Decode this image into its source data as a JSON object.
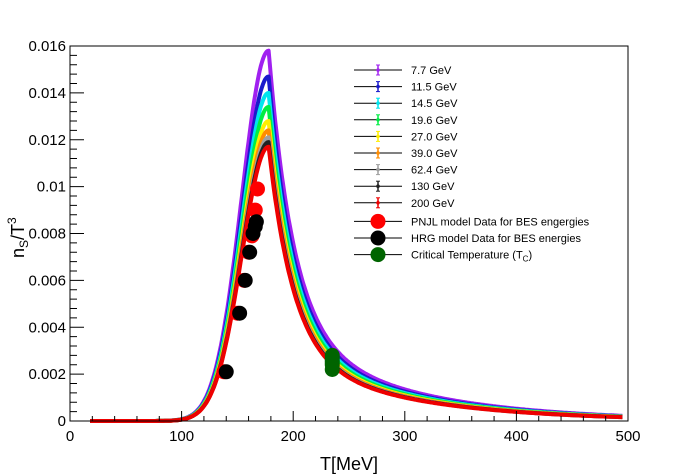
{
  "chart_data": {
    "type": "line",
    "title": "",
    "xlabel": "T[MeV]",
    "ylabel_main": "n",
    "ylabel_sub": "S",
    "ylabel_den": "/T",
    "ylabel_sup": "3",
    "xlim": [
      0,
      500
    ],
    "ylim": [
      0,
      0.016
    ],
    "x_ticks": [
      0,
      100,
      200,
      300,
      400,
      500
    ],
    "x_tick_labels": [
      "0",
      "100",
      "200",
      "300",
      "400",
      "500"
    ],
    "y_ticks": [
      0,
      0.002,
      0.004,
      0.006,
      0.008,
      0.01,
      0.012,
      0.014,
      0.016
    ],
    "y_tick_labels": [
      "0",
      "0.002",
      "0.004",
      "0.006",
      "0.008",
      "0.01",
      "0.012",
      "0.014",
      "0.016"
    ],
    "grid": false,
    "legend_position": "top-right",
    "series": [
      {
        "name": "7.7 GeV",
        "color": "#a020f0",
        "peak_x": 178,
        "peak_y": 0.0158
      },
      {
        "name": "11.5 GeV",
        "color": "#1a1acc",
        "peak_x": 178,
        "peak_y": 0.0147
      },
      {
        "name": "14.5 GeV",
        "color": "#00e5ee",
        "peak_x": 178,
        "peak_y": 0.014
      },
      {
        "name": "19.6 GeV",
        "color": "#00ee44",
        "peak_x": 178,
        "peak_y": 0.0134
      },
      {
        "name": "27.0 GeV",
        "color": "#ffee00",
        "peak_x": 178,
        "peak_y": 0.0128
      },
      {
        "name": "39.0 GeV",
        "color": "#ff8c00",
        "peak_x": 178,
        "peak_y": 0.0124
      },
      {
        "name": "62.4 GeV",
        "color": "#a0a0a0",
        "peak_x": 178,
        "peak_y": 0.0121
      },
      {
        "name": "130 GeV",
        "color": "#222222",
        "peak_x": 178,
        "peak_y": 0.0119
      },
      {
        "name": "200 GeV",
        "color": "#ee0000",
        "peak_x": 178,
        "peak_y": 0.0117
      }
    ],
    "pnjl_points": {
      "name": "PNJL model Data for BES engergies",
      "color": "#ff0000",
      "x": [
        138,
        150,
        156,
        160,
        163,
        165,
        166,
        168
      ],
      "y": [
        0.0021,
        0.0046,
        0.006,
        0.0072,
        0.0079,
        0.0083,
        0.009,
        0.0099
      ]
    },
    "hrg_points": {
      "name": "HRG model Data for BES energies",
      "color": "#000000",
      "x": [
        140,
        152,
        157,
        161,
        164,
        166,
        167
      ],
      "y": [
        0.0021,
        0.0046,
        0.006,
        0.0072,
        0.008,
        0.0083,
        0.0085
      ]
    },
    "tc_points": {
      "name": "Critical Temperature (T",
      "name_sub": "C",
      "name_end": ")",
      "color": "#006400",
      "x": [
        235,
        235,
        235,
        235,
        235,
        235
      ],
      "y": [
        0.0022,
        0.0024,
        0.0025,
        0.0026,
        0.0027,
        0.0028
      ]
    }
  }
}
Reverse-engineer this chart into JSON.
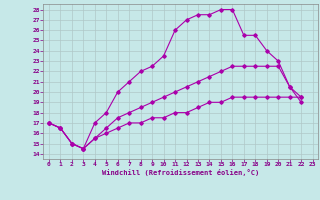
{
  "xlabel": "Windchill (Refroidissement éolien,°C)",
  "bg_color": "#c6e8e8",
  "line_color": "#aa00aa",
  "grid_color": "#b0c8c8",
  "xlim": [
    -0.5,
    23.5
  ],
  "ylim": [
    13.5,
    28.5
  ],
  "xticks": [
    0,
    1,
    2,
    3,
    4,
    5,
    6,
    7,
    8,
    9,
    10,
    11,
    12,
    13,
    14,
    15,
    16,
    17,
    18,
    19,
    20,
    21,
    22,
    23
  ],
  "yticks": [
    14,
    15,
    16,
    17,
    18,
    19,
    20,
    21,
    22,
    23,
    24,
    25,
    26,
    27,
    28
  ],
  "line1_x": [
    0,
    1,
    2,
    3,
    4,
    5,
    6,
    7,
    8,
    9,
    10,
    11,
    12,
    13,
    14,
    15,
    16,
    17,
    18,
    19,
    20,
    21,
    22
  ],
  "line1_y": [
    17.0,
    16.5,
    15.0,
    14.5,
    17.0,
    18.0,
    20.0,
    21.0,
    22.0,
    22.5,
    23.5,
    26.0,
    27.0,
    27.5,
    27.5,
    28.0,
    28.0,
    25.5,
    25.5,
    24.0,
    23.0,
    20.5,
    19.0
  ],
  "line2_x": [
    0,
    1,
    2,
    3,
    4,
    5,
    6,
    7,
    8,
    9,
    10,
    11,
    12,
    13,
    14,
    15,
    16,
    17,
    18,
    19,
    20,
    21,
    22
  ],
  "line2_y": [
    17.0,
    16.5,
    15.0,
    14.5,
    15.5,
    16.5,
    17.5,
    18.0,
    18.5,
    19.0,
    19.5,
    20.0,
    20.5,
    21.0,
    21.5,
    22.0,
    22.5,
    22.5,
    22.5,
    22.5,
    22.5,
    20.5,
    19.5
  ],
  "line3_x": [
    0,
    1,
    2,
    3,
    4,
    5,
    6,
    7,
    8,
    9,
    10,
    11,
    12,
    13,
    14,
    15,
    16,
    17,
    18,
    19,
    20,
    21,
    22
  ],
  "line3_y": [
    17.0,
    16.5,
    15.0,
    14.5,
    15.5,
    16.0,
    16.5,
    17.0,
    17.0,
    17.5,
    17.5,
    18.0,
    18.0,
    18.5,
    19.0,
    19.0,
    19.5,
    19.5,
    19.5,
    19.5,
    19.5,
    19.5,
    19.5
  ]
}
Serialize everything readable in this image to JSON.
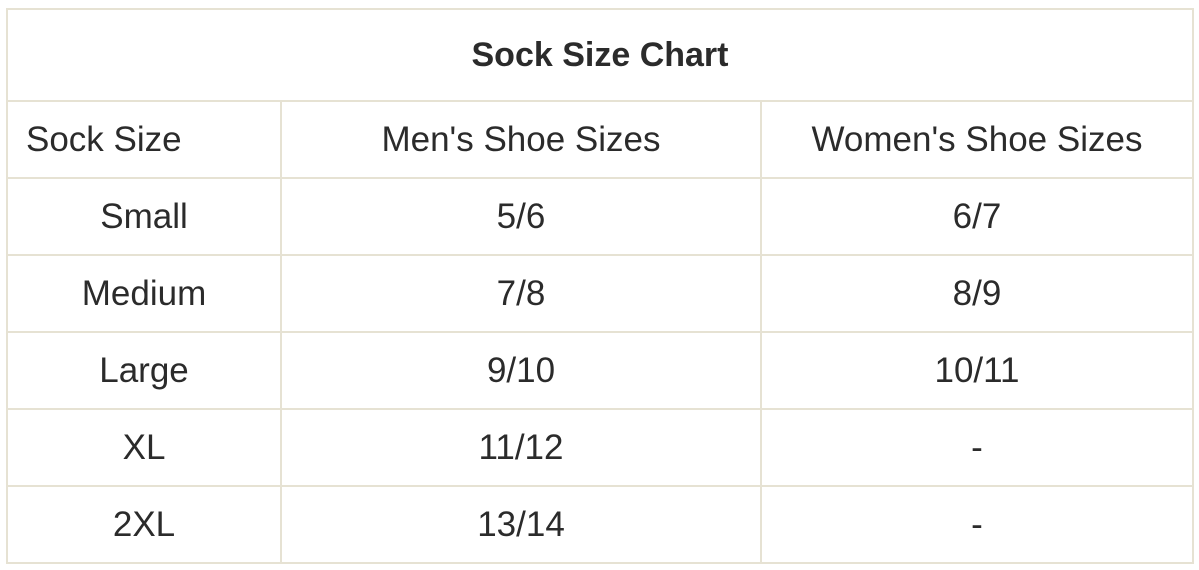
{
  "title": "Sock Size Chart",
  "headers": [
    "Sock Size",
    "Men's Shoe Sizes",
    "Women's Shoe Sizes"
  ],
  "rows": [
    [
      "Small",
      "5/6",
      "6/7"
    ],
    [
      "Medium",
      "7/8",
      "8/9"
    ],
    [
      "Large",
      "9/10",
      "10/11"
    ],
    [
      "XL",
      "11/12",
      "-"
    ],
    [
      "2XL",
      "13/14",
      "-"
    ]
  ],
  "colors": {
    "border": "#e6e2d3",
    "text": "#2b2b2b"
  }
}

§ §

Drop the pictures, then reproduce exactly the lines from the one with "Serialize everything readable" through the final line of the listing.

- **RESPONSE TO THE EXERCISE**:
Serialize everything readable in this image to JSON.
{
  "title": "Sock Size Chart",
  "headers": [
    "Sock Size",
    "Men's Shoe Sizes",
    "Women's Shoe Sizes"
  ],
  "rows": [
    [
      "Small",
      "5/6",
      "6/7"
    ],
    [
      "Medium",
      "7/8",
      "8/9"
    ],
    [
      "Large",
      "9/10",
      "10/11"
    ],
    [
      "XL",
      "11/12",
      "-"
    ],
    [
      "2XL",
      "13/14",
      "-"
    ]
  ],
  "colors": {
    "border": "#e6e2d3",
    "text": "#2b2b2b"
  }
}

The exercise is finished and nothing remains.